Copy all the entries below exactly, but not the pictures.
[Start INPUT RECORDS]
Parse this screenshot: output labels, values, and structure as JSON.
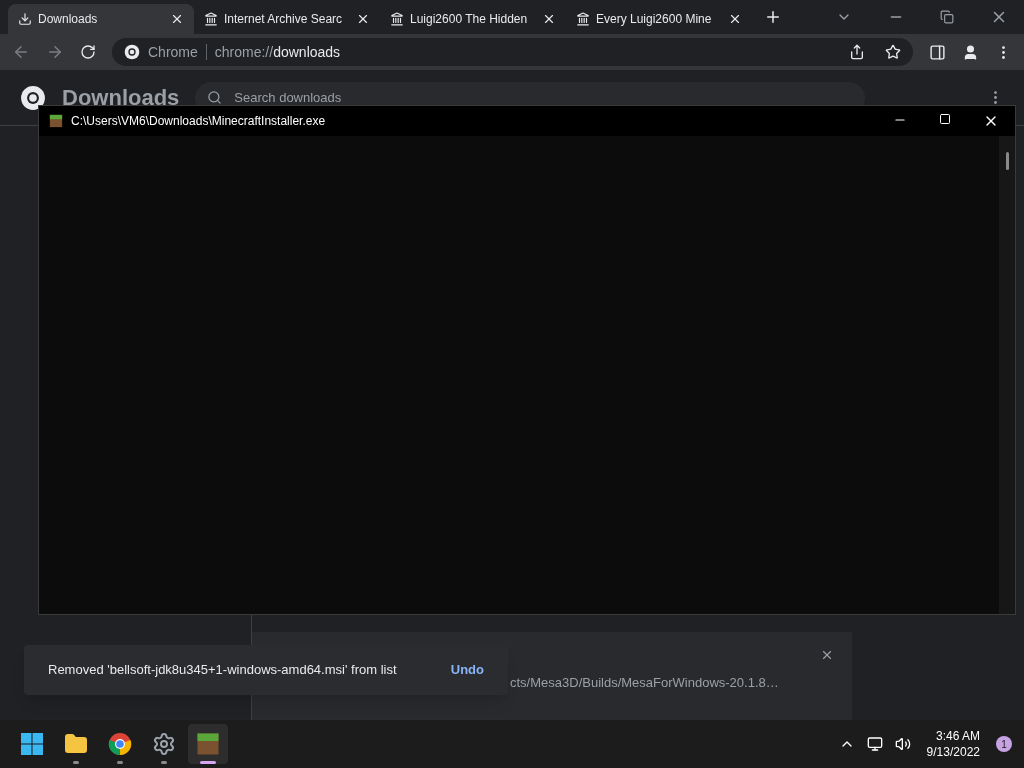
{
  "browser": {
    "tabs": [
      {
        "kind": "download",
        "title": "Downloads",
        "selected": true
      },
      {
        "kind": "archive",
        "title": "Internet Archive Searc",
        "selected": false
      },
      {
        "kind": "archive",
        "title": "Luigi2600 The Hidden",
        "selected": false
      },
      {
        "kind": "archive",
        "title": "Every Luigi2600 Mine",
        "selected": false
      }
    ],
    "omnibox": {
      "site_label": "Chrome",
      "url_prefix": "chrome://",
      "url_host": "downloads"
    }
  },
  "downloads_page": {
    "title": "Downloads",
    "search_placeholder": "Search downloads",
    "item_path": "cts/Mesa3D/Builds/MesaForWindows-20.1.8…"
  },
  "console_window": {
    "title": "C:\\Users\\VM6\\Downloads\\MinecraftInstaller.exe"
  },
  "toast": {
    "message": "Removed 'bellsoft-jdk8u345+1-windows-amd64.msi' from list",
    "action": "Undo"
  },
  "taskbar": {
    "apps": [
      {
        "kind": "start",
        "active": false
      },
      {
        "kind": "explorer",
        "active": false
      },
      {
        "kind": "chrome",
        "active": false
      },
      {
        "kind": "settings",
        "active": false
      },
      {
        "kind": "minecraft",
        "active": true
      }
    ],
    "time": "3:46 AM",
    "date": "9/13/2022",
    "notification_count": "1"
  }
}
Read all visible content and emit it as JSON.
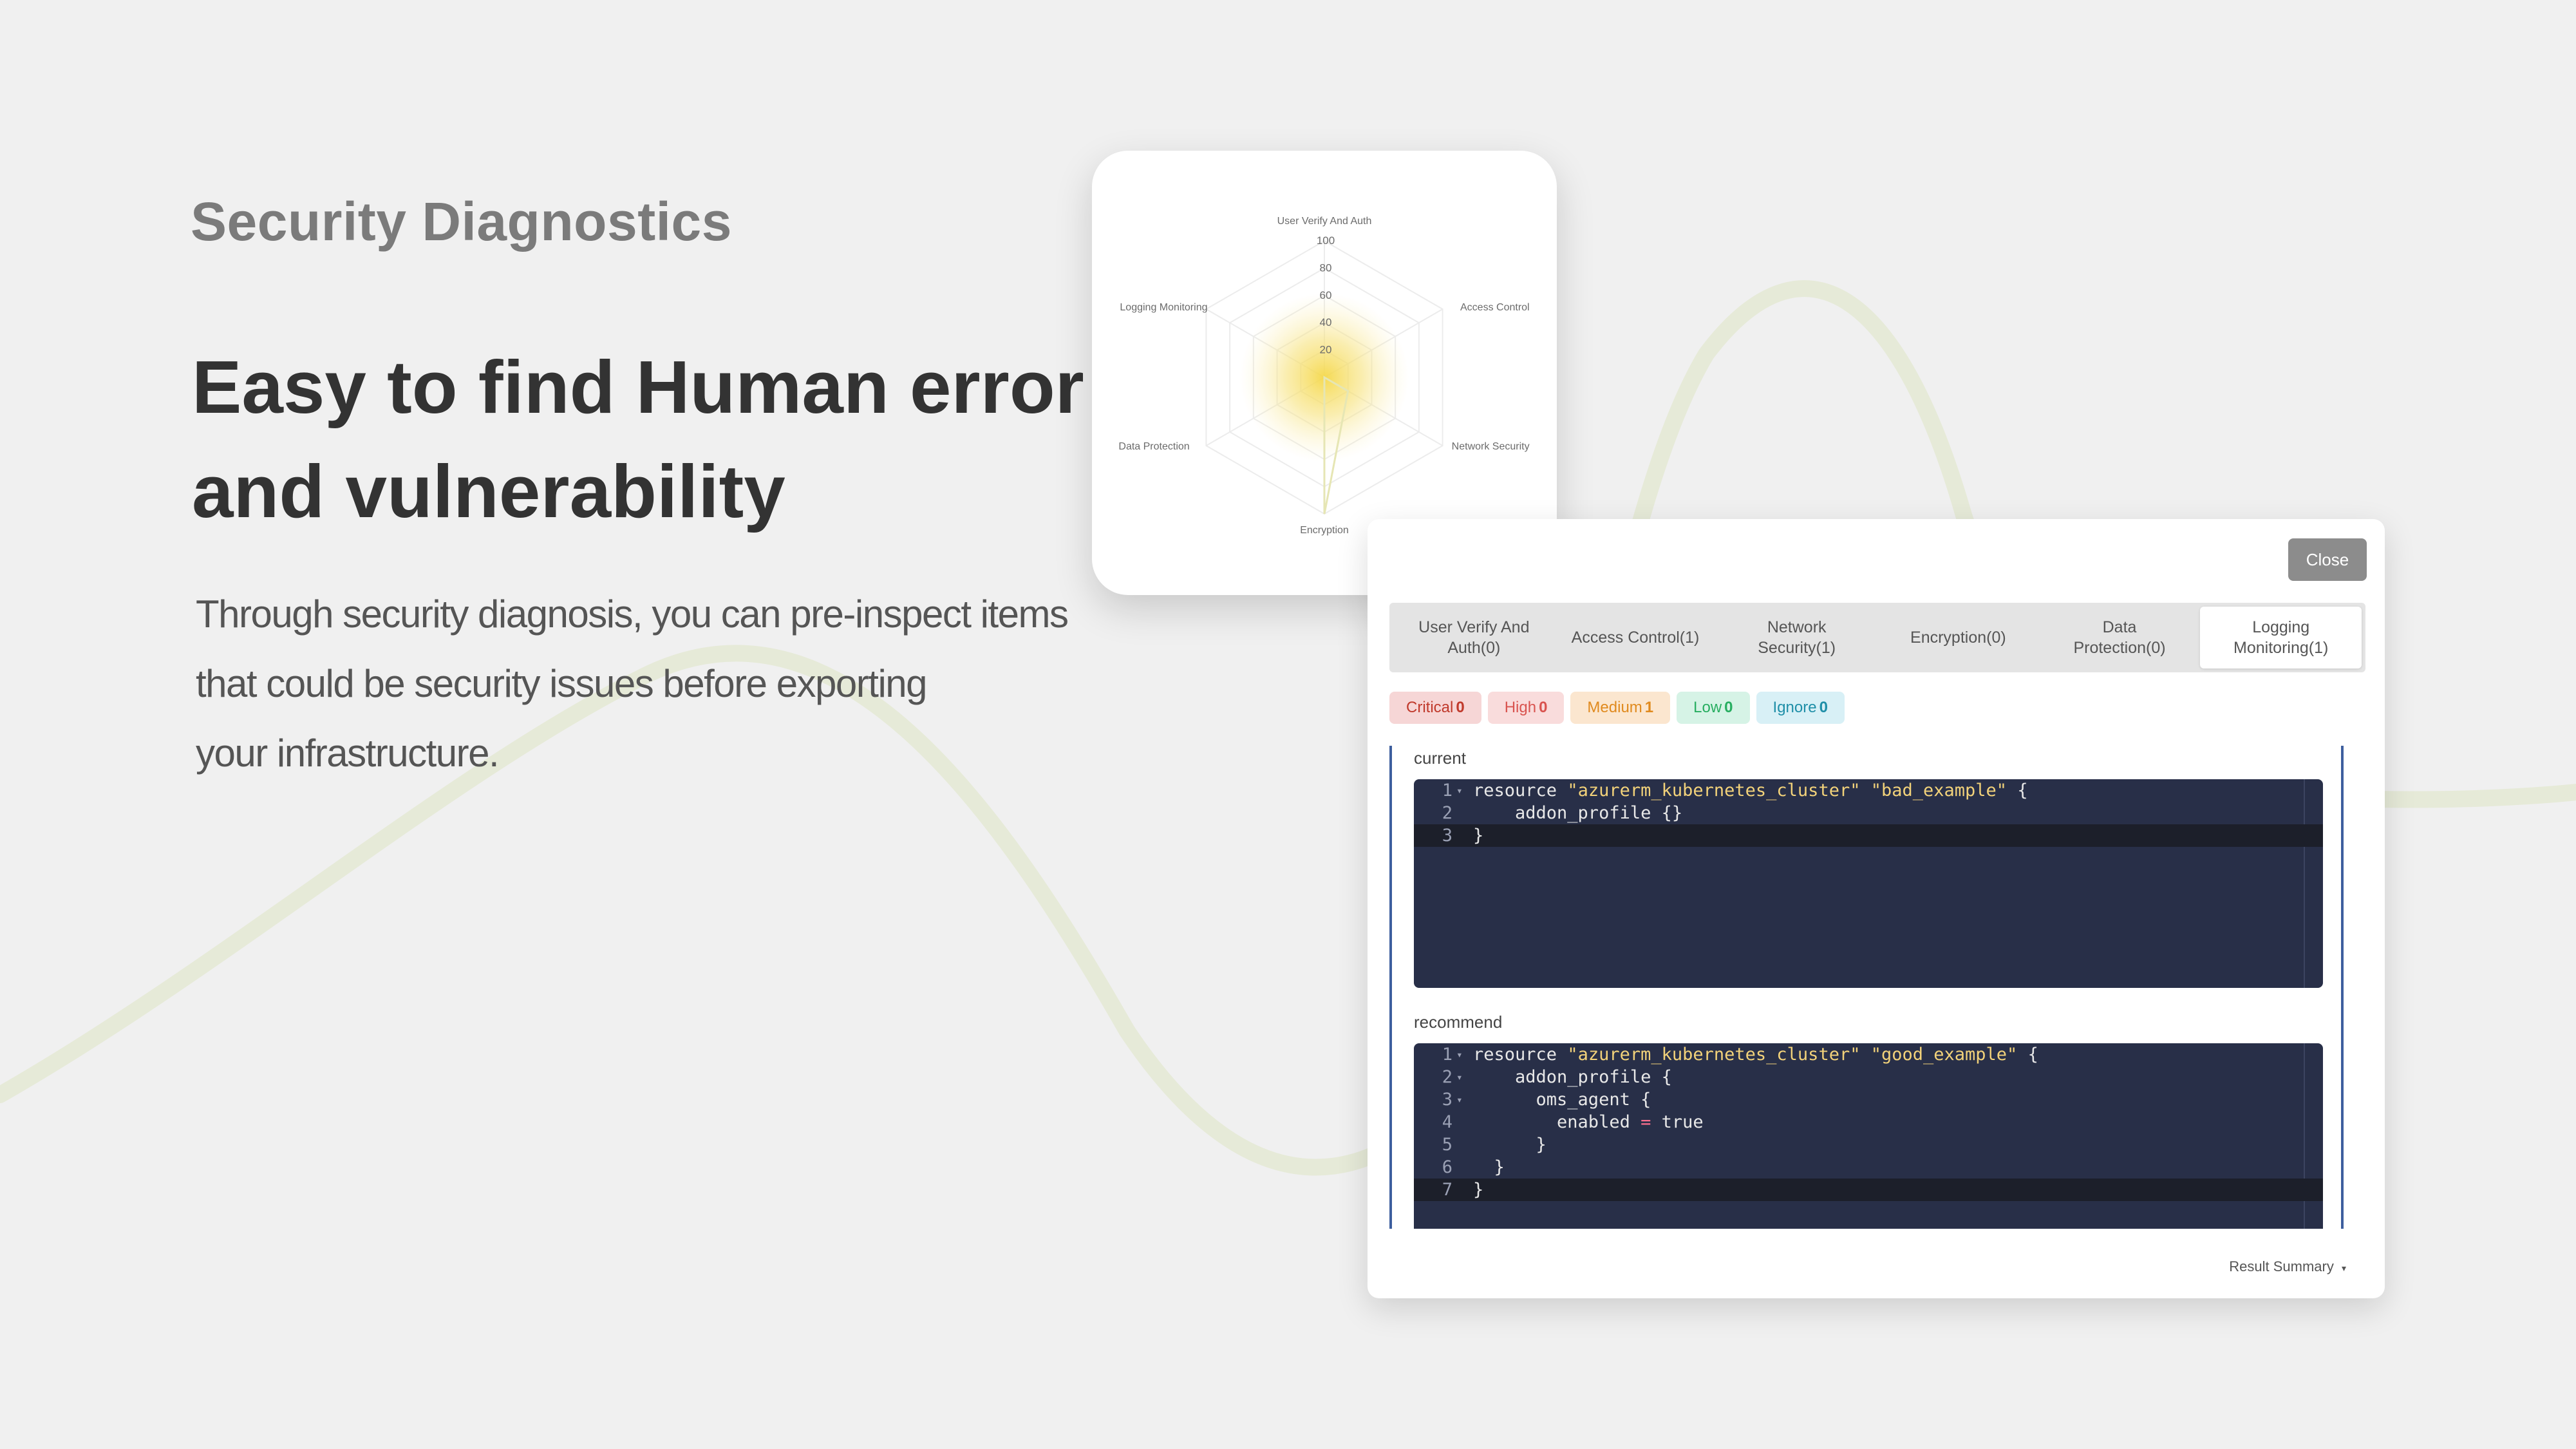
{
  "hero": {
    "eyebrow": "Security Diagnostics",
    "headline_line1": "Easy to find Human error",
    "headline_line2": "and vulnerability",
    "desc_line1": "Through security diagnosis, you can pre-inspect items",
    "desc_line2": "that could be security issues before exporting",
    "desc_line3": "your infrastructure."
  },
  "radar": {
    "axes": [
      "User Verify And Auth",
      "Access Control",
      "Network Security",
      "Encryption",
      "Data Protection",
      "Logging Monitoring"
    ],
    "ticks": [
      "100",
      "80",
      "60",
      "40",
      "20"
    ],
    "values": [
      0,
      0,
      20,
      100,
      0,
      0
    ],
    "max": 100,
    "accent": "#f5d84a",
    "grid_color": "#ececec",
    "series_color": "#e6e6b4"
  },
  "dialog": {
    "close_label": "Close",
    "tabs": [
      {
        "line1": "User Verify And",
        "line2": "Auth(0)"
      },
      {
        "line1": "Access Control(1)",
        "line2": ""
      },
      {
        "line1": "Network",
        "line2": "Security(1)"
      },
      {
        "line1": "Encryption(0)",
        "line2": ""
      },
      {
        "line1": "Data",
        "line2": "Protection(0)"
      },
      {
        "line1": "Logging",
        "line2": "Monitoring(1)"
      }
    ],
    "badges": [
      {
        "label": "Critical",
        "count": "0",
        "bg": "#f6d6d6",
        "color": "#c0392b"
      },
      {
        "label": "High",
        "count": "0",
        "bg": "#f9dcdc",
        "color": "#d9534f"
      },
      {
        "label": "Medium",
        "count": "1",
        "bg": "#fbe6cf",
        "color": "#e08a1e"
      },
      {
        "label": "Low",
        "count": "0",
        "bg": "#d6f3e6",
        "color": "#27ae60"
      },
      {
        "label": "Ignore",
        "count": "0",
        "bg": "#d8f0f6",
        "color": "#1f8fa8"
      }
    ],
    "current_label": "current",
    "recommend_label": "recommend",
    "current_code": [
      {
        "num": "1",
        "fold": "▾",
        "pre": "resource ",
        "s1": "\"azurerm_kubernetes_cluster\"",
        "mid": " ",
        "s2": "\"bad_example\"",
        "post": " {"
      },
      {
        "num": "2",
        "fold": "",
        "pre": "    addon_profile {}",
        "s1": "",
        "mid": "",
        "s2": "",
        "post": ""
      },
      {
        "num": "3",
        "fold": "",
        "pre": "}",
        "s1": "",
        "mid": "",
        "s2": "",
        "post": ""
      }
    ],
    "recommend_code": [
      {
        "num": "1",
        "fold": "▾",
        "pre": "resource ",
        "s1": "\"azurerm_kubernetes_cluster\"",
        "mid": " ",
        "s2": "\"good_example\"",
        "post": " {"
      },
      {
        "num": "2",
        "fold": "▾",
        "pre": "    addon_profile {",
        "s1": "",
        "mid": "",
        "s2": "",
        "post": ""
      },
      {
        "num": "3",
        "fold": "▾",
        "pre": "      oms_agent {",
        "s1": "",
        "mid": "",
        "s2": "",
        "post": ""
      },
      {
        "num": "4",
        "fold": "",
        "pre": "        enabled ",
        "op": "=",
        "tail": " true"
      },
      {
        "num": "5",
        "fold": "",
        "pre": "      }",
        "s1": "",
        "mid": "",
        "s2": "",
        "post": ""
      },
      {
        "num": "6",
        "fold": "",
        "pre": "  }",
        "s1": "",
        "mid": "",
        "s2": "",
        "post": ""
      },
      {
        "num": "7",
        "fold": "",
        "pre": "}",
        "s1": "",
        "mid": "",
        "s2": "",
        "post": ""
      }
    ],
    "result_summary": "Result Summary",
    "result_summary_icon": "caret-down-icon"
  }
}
[End INPUT RECORDS]
* TASK RESPONSE
Parse this screenshot: output labels, values, and structure as JSON.
{
  "browser": {
    "tabs": [
      {
        "kind": "download",
        "title": "Downloads",
        "selected": true
      },
      {
        "kind": "archive",
        "title": "Internet Archive Searc",
        "selected": false
      },
      {
        "kind": "archive",
        "title": "Luigi2600 The Hidden",
        "selected": false
      },
      {
        "kind": "archive",
        "title": "Every Luigi2600 Mine",
        "selected": false
      }
    ],
    "omnibox": {
      "site_label": "Chrome",
      "url_prefix": "chrome://",
      "url_host": "downloads"
    }
  },
  "downloads_page": {
    "title": "Downloads",
    "search_placeholder": "Search downloads",
    "item_path": "cts/Mesa3D/Builds/MesaForWindows-20.1.8…"
  },
  "console_window": {
    "title": "C:\\Users\\VM6\\Downloads\\MinecraftInstaller.exe"
  },
  "toast": {
    "message": "Removed 'bellsoft-jdk8u345+1-windows-amd64.msi' from list",
    "action": "Undo"
  },
  "taskbar": {
    "apps": [
      {
        "kind": "start",
        "active": false
      },
      {
        "kind": "explorer",
        "active": false
      },
      {
        "kind": "chrome",
        "active": false
      },
      {
        "kind": "settings",
        "active": false
      },
      {
        "kind": "minecraft",
        "active": true
      }
    ],
    "time": "3:46 AM",
    "date": "9/13/2022",
    "notification_count": "1"
  }
}
Read all visible content and emit it as JSON.
{
  "hero": {
    "eyebrow": "Security Diagnostics",
    "headline_line1": "Easy to find Human error",
    "headline_line2": "and vulnerability",
    "desc_line1": "Through security diagnosis, you can pre-inspect items",
    "desc_line2": "that could be security issues before exporting",
    "desc_line3": "your infrastructure."
  },
  "radar": {
    "axes": [
      "User Verify And Auth",
      "Access Control",
      "Network Security",
      "Encryption",
      "Data Protection",
      "Logging Monitoring"
    ],
    "ticks": [
      "100",
      "80",
      "60",
      "40",
      "20"
    ],
    "values": [
      0,
      0,
      20,
      100,
      0,
      0
    ],
    "max": 100,
    "accent": "#f5d84a",
    "grid_color": "#ececec",
    "series_color": "#e6e6b4"
  },
  "dialog": {
    "close_label": "Close",
    "tabs": [
      {
        "line1": "User Verify And",
        "line2": "Auth(0)"
      },
      {
        "line1": "Access Control(1)",
        "line2": ""
      },
      {
        "line1": "Network",
        "line2": "Security(1)"
      },
      {
        "line1": "Encryption(0)",
        "line2": ""
      },
      {
        "line1": "Data",
        "line2": "Protection(0)"
      },
      {
        "line1": "Logging",
        "line2": "Monitoring(1)"
      }
    ],
    "badges": [
      {
        "label": "Critical",
        "count": "0",
        "bg": "#f6d6d6",
        "color": "#c0392b"
      },
      {
        "label": "High",
        "count": "0",
        "bg": "#f9dcdc",
        "color": "#d9534f"
      },
      {
        "label": "Medium",
        "count": "1",
        "bg": "#fbe6cf",
        "color": "#e08a1e"
      },
      {
        "label": "Low",
        "count": "0",
        "bg": "#d6f3e6",
        "color": "#27ae60"
      },
      {
        "label": "Ignore",
        "count": "0",
        "bg": "#d8f0f6",
        "color": "#1f8fa8"
      }
    ],
    "current_label": "current",
    "recommend_label": "recommend",
    "current_code": [
      {
        "num": "1",
        "fold": "▾",
        "pre": "resource ",
        "s1": "\"azurerm_kubernetes_cluster\"",
        "mid": " ",
        "s2": "\"bad_example\"",
        "post": " {"
      },
      {
        "num": "2",
        "fold": "",
        "pre": "    addon_profile {}",
        "s1": "",
        "mid": "",
        "s2": "",
        "post": ""
      },
      {
        "num": "3",
        "fold": "",
        "pre": "}",
        "s1": "",
        "mid": "",
        "s2": "",
        "post": ""
      }
    ],
    "recommend_code": [
      {
        "num": "1",
        "fold": "▾",
        "pre": "resource ",
        "s1": "\"azurerm_kubernetes_cluster\"",
        "mid": " ",
        "s2": "\"good_example\"",
        "post": " {"
      },
      {
        "num": "2",
        "fold": "▾",
        "pre": "    addon_profile {",
        "s1": "",
        "mid": "",
        "s2": "",
        "post": ""
      },
      {
        "num": "3",
        "fold": "▾",
        "pre": "      oms_agent {",
        "s1": "",
        "mid": "",
        "s2": "",
        "post": ""
      },
      {
        "num": "4",
        "fold": "",
        "pre": "        enabled ",
        "op": "=",
        "tail": " true"
      },
      {
        "num": "5",
        "fold": "",
        "pre": "      }",
        "s1": "",
        "mid": "",
        "s2": "",
        "post": ""
      },
      {
        "num": "6",
        "fold": "",
        "pre": "  }",
        "s1": "",
        "mid": "",
        "s2": "",
        "post": ""
      },
      {
        "num": "7",
        "fold": "",
        "pre": "}",
        "s1": "",
        "mid": "",
        "s2": "",
        "post": ""
      }
    ],
    "result_summary": "Result Summary",
    "result_summary_icon": "caret-down-icon"
  }
}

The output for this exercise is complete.